--- start Recorded data ---
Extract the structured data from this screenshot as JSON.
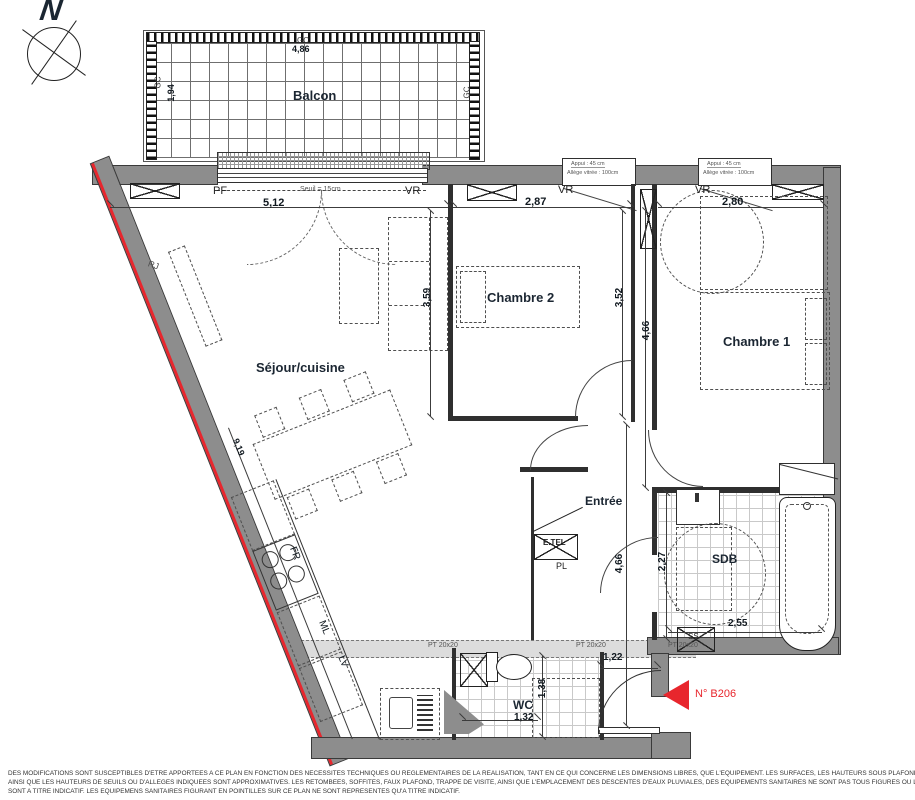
{
  "compass": {
    "letter": "N"
  },
  "balcony": {
    "name": "Balcon",
    "top_code": "GC",
    "top_dim": "4,86",
    "left_code": "GC",
    "left_dim": "1,94",
    "right_code": "GC"
  },
  "openings": {
    "bay": {
      "label": "PF",
      "sill_note": "Seuil = 15cm",
      "dim": "5,12",
      "shutter": "VR"
    },
    "window_ch2": {
      "shutter": "VR",
      "dim": "2,87",
      "note1": "Appui : 45 cm",
      "note2": "Allège vitrée : 100cm"
    },
    "window_ch1": {
      "shutter": "VR",
      "dim": "2,80",
      "note1": "Appui : 45 cm",
      "note2": "Allège vitrée : 100cm"
    }
  },
  "rooms": {
    "sejour": {
      "name": "Séjour/cuisine",
      "slant_dim": "9,19",
      "radiator_tag": "RJ"
    },
    "chambre2": {
      "name": "Chambre 2",
      "dim_left": "3,59",
      "dim_right": "3,52"
    },
    "chambre1": {
      "name": "Chambre 1",
      "dim_left": "4,66"
    },
    "entree": {
      "name": "Entrée",
      "dim_height": "4,66",
      "door_dim": "1,22",
      "closet_label": "PL",
      "panel_label": "E.TEL"
    },
    "sdb": {
      "name": "SDB",
      "dim_width": "2,55",
      "dim_depth": "2,27",
      "duct_label": "SS"
    },
    "wc": {
      "name": "WC",
      "dim_width": "1,32",
      "dim_depth": "1,38"
    }
  },
  "kitchen": {
    "fridge": "FR",
    "washing_machine": "ML",
    "dishwasher": "LV"
  },
  "beams": {
    "left": "PT 20x20",
    "mid": "PT 20x20",
    "right": "PT 20x20"
  },
  "unit": {
    "number": "N° B206"
  },
  "colors": {
    "wall": "#8d8d8d",
    "red": "#e8262d",
    "label": "#1b2632"
  },
  "disclaimer": {
    "line1": "DES MODIFICATIONS SONT SUSCEPTIBLES D'ETRE APPORTEES A CE PLAN EN FONCTION DES NECESSITES TECHNIQUES OU REGLEMENTAIRES DE LA REALISATION, TANT EN CE QUI CONCERNE LES DIMENSIONS LIBRES, QUE L'EQUIPEMENT. LES SURFACES, LES HAUTEURS SOUS PLAFOND",
    "line2": "AINSI QUE LES HAUTEURS DE SEUILS OU D'ALLEGES INDIQUEES SONT APPROXIMATIVES. LES RETOMBEES, SOFFITES, FAUX PLAFOND, TRAPPE DE VISITE, AINSI QUE L'EMPLACEMENT DES DESCENTES D'EAUX PLUVIALES, DES EQUIPEMENTS SANITAIRES NE SONT PAS TOUS FIGURES OU LE",
    "line3": "SONT A TITRE INDICATIF. LES EQUIPEMENS SANITAIRES FIGURANT EN POINTILLES SUR CE PLAN NE SONT REPRESENTES QU'A TITRE INDICATIF."
  }
}
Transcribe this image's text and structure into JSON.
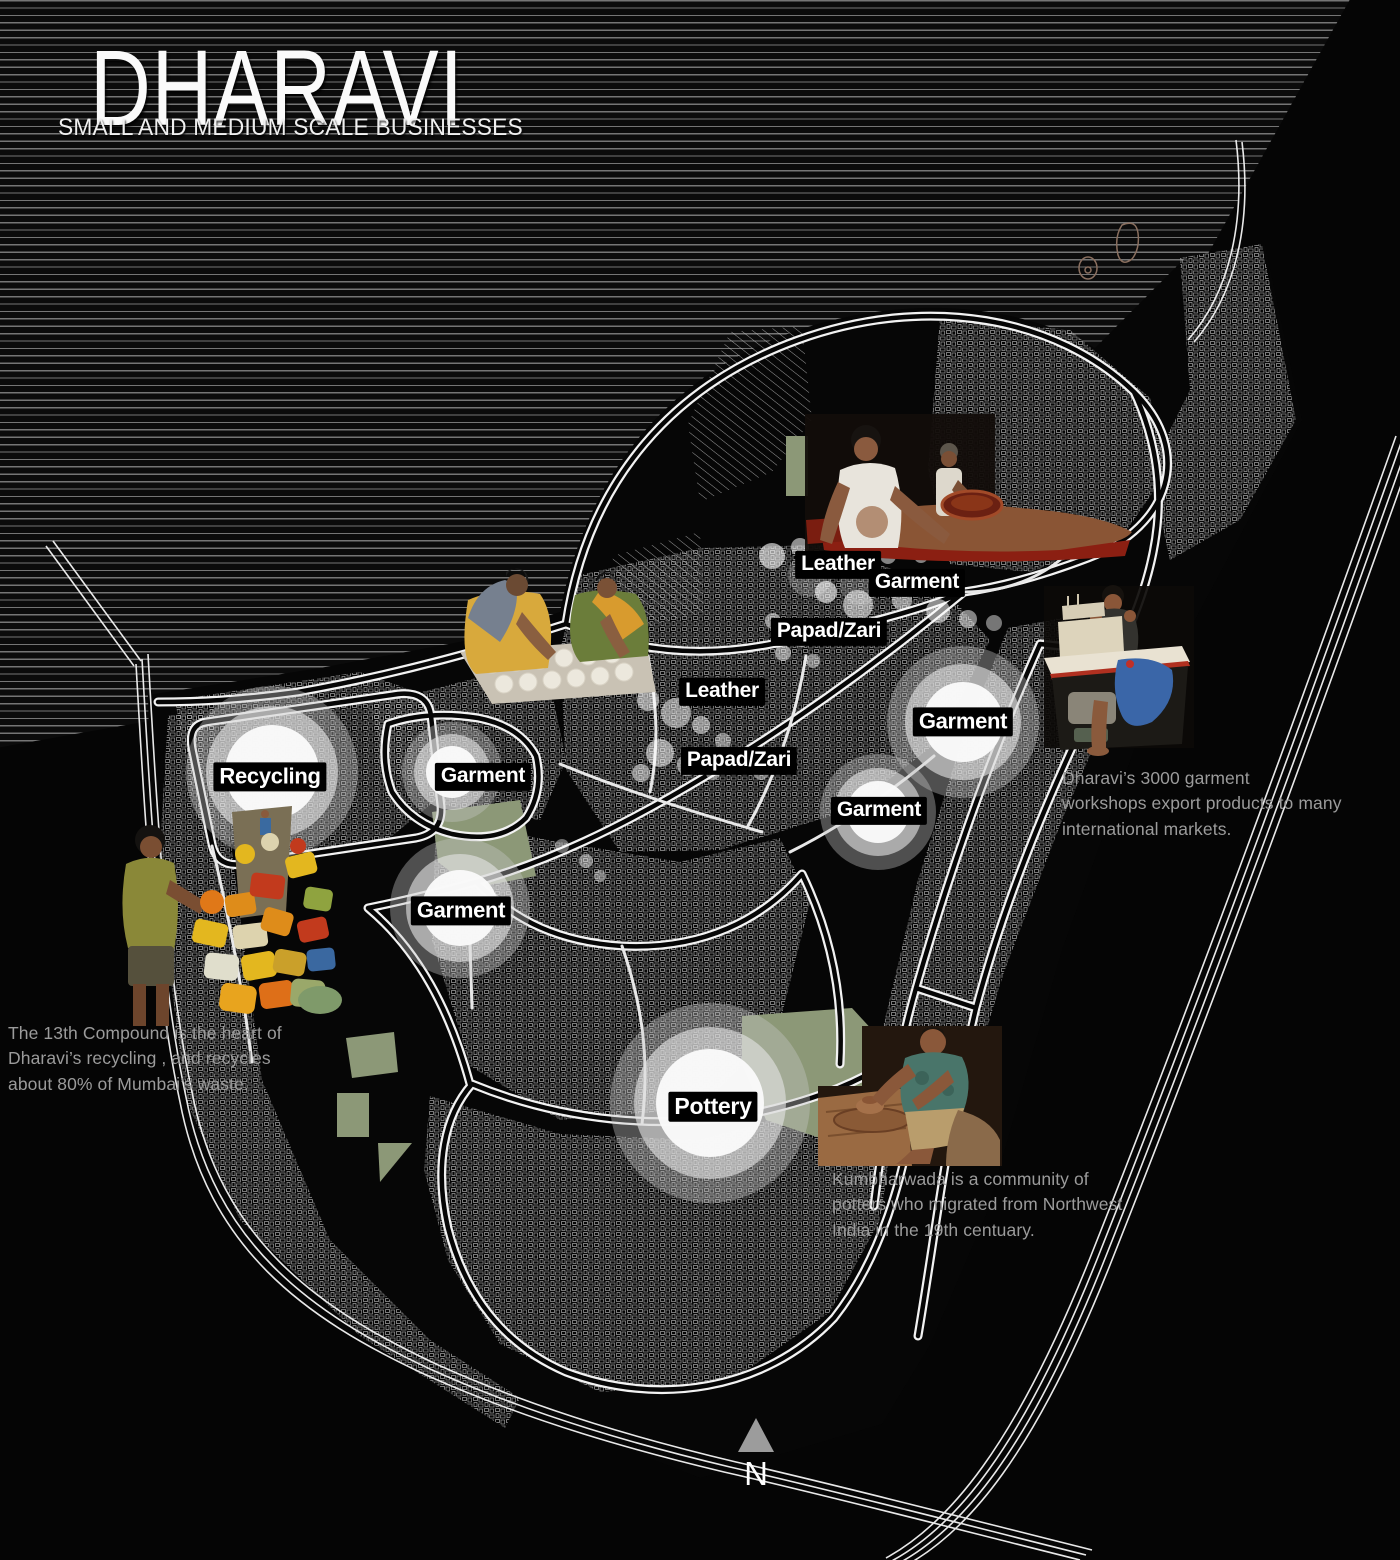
{
  "title": {
    "main": "DHARAVI",
    "subtitle": "SMALL AND MEDIUM SCALE BUSINESSES"
  },
  "map": {
    "labels": [
      {
        "id": "leather-north",
        "text": "Leather"
      },
      {
        "id": "garment-north",
        "text": "Garment"
      },
      {
        "id": "papad-zari-north",
        "text": "Papad/Zari"
      },
      {
        "id": "leather-central",
        "text": "Leather"
      },
      {
        "id": "papad-zari-central",
        "text": "Papad/Zari"
      },
      {
        "id": "recycling",
        "text": "Recycling"
      },
      {
        "id": "garment-west-upper",
        "text": "Garment"
      },
      {
        "id": "garment-east-upper",
        "text": "Garment"
      },
      {
        "id": "garment-east-lower",
        "text": "Garment"
      },
      {
        "id": "garment-west-lower",
        "text": "Garment"
      },
      {
        "id": "pottery",
        "text": "Pottery"
      }
    ],
    "north_label": "N",
    "photos": [
      {
        "id": "leather-workers",
        "depicts": "two men working a leather hide"
      },
      {
        "id": "papad-makers",
        "depicts": "two women rolling papads"
      },
      {
        "id": "garment-worker",
        "depicts": "man at a sewing machine table"
      },
      {
        "id": "recycling-boy",
        "depicts": "boy beside a pile of plastic containers"
      },
      {
        "id": "potter",
        "depicts": "potter at a pottery wheel"
      }
    ]
  },
  "annotations": {
    "garment": "Dharavi’s 3000 garment\nworkshops export products to many\ninternational markets.",
    "recycling": "The 13th Compound is the heart of\nDharavi’s recycling , and recycles\nabout 80% of Mumbai’s waste.",
    "pottery": "Kumbharwada is a community of\npotters who migrated from Northwest\nIndia in the 19th centuary."
  },
  "colors": {
    "background": "#050505",
    "stripe_line": "#757575",
    "map_line": "#ffffff",
    "open_space_green": "#8c9877",
    "label_bg": "#000000",
    "label_text": "#ffffff",
    "annotation_text": "#9b9b9b",
    "north_arrow": "#9c9c9c"
  }
}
--- end Recorded data ---
*Direction*: In your copy of the listing above, reproduce each line exactly and omit all pictures.

*Answer to the exercise*:
Extract the structured data from this screenshot as JSON.
{
  "compass": {
    "letter": "N"
  },
  "balcony": {
    "name": "Balcon",
    "top_code": "GC",
    "top_dim": "4,86",
    "left_code": "GC",
    "left_dim": "1,94",
    "right_code": "GC"
  },
  "openings": {
    "bay": {
      "label": "PF",
      "sill_note": "Seuil = 15cm",
      "dim": "5,12",
      "shutter": "VR"
    },
    "window_ch2": {
      "shutter": "VR",
      "dim": "2,87",
      "note1": "Appui : 45 cm",
      "note2": "Allège vitrée : 100cm"
    },
    "window_ch1": {
      "shutter": "VR",
      "dim": "2,80",
      "note1": "Appui : 45 cm",
      "note2": "Allège vitrée : 100cm"
    }
  },
  "rooms": {
    "sejour": {
      "name": "Séjour/cuisine",
      "slant_dim": "9,19",
      "radiator_tag": "RJ"
    },
    "chambre2": {
      "name": "Chambre 2",
      "dim_left": "3,59",
      "dim_right": "3,52"
    },
    "chambre1": {
      "name": "Chambre 1",
      "dim_left": "4,66"
    },
    "entree": {
      "name": "Entrée",
      "dim_height": "4,66",
      "door_dim": "1,22",
      "closet_label": "PL",
      "panel_label": "E.TEL"
    },
    "sdb": {
      "name": "SDB",
      "dim_width": "2,55",
      "dim_depth": "2,27",
      "duct_label": "SS"
    },
    "wc": {
      "name": "WC",
      "dim_width": "1,32",
      "dim_depth": "1,38"
    }
  },
  "kitchen": {
    "fridge": "FR",
    "washing_machine": "ML",
    "dishwasher": "LV"
  },
  "beams": {
    "left": "PT 20x20",
    "mid": "PT 20x20",
    "right": "PT 20x20"
  },
  "unit": {
    "number": "N° B206"
  },
  "colors": {
    "wall": "#8d8d8d",
    "red": "#e8262d",
    "label": "#1b2632"
  },
  "disclaimer": {
    "line1": "DES MODIFICATIONS SONT SUSCEPTIBLES D'ETRE APPORTEES A CE PLAN EN FONCTION DES NECESSITES TECHNIQUES OU REGLEMENTAIRES DE LA REALISATION, TANT EN CE QUI CONCERNE LES DIMENSIONS LIBRES, QUE L'EQUIPEMENT. LES SURFACES, LES HAUTEURS SOUS PLAFOND",
    "line2": "AINSI QUE LES HAUTEURS DE SEUILS OU D'ALLEGES INDIQUEES SONT APPROXIMATIVES. LES RETOMBEES, SOFFITES, FAUX PLAFOND, TRAPPE DE VISITE, AINSI QUE L'EMPLACEMENT DES DESCENTES D'EAUX PLUVIALES, DES EQUIPEMENTS SANITAIRES NE SONT PAS TOUS FIGURES OU LE",
    "line3": "SONT A TITRE INDICATIF. LES EQUIPEMENS SANITAIRES FIGURANT EN POINTILLES SUR CE PLAN NE SONT REPRESENTES QU'A TITRE INDICATIF."
  }
}
Transcribe this image's text and structure into JSON.
{
  "title": {
    "main": "DHARAVI",
    "subtitle": "SMALL AND MEDIUM SCALE BUSINESSES"
  },
  "map": {
    "labels": [
      {
        "id": "leather-north",
        "text": "Leather"
      },
      {
        "id": "garment-north",
        "text": "Garment"
      },
      {
        "id": "papad-zari-north",
        "text": "Papad/Zari"
      },
      {
        "id": "leather-central",
        "text": "Leather"
      },
      {
        "id": "papad-zari-central",
        "text": "Papad/Zari"
      },
      {
        "id": "recycling",
        "text": "Recycling"
      },
      {
        "id": "garment-west-upper",
        "text": "Garment"
      },
      {
        "id": "garment-east-upper",
        "text": "Garment"
      },
      {
        "id": "garment-east-lower",
        "text": "Garment"
      },
      {
        "id": "garment-west-lower",
        "text": "Garment"
      },
      {
        "id": "pottery",
        "text": "Pottery"
      }
    ],
    "north_label": "N",
    "photos": [
      {
        "id": "leather-workers",
        "depicts": "two men working a leather hide"
      },
      {
        "id": "papad-makers",
        "depicts": "two women rolling papads"
      },
      {
        "id": "garment-worker",
        "depicts": "man at a sewing machine table"
      },
      {
        "id": "recycling-boy",
        "depicts": "boy beside a pile of plastic containers"
      },
      {
        "id": "potter",
        "depicts": "potter at a pottery wheel"
      }
    ]
  },
  "annotations": {
    "garment": "Dharavi’s 3000 garment\nworkshops export products to many\ninternational markets.",
    "recycling": "The 13th Compound is the heart of\nDharavi’s recycling , and recycles\nabout 80% of Mumbai’s waste.",
    "pottery": "Kumbharwada is a community of\npotters who migrated from Northwest\nIndia in the 19th centuary."
  },
  "colors": {
    "background": "#050505",
    "stripe_line": "#757575",
    "map_line": "#ffffff",
    "open_space_green": "#8c9877",
    "label_bg": "#000000",
    "label_text": "#ffffff",
    "annotation_text": "#9b9b9b",
    "north_arrow": "#9c9c9c"
  }
}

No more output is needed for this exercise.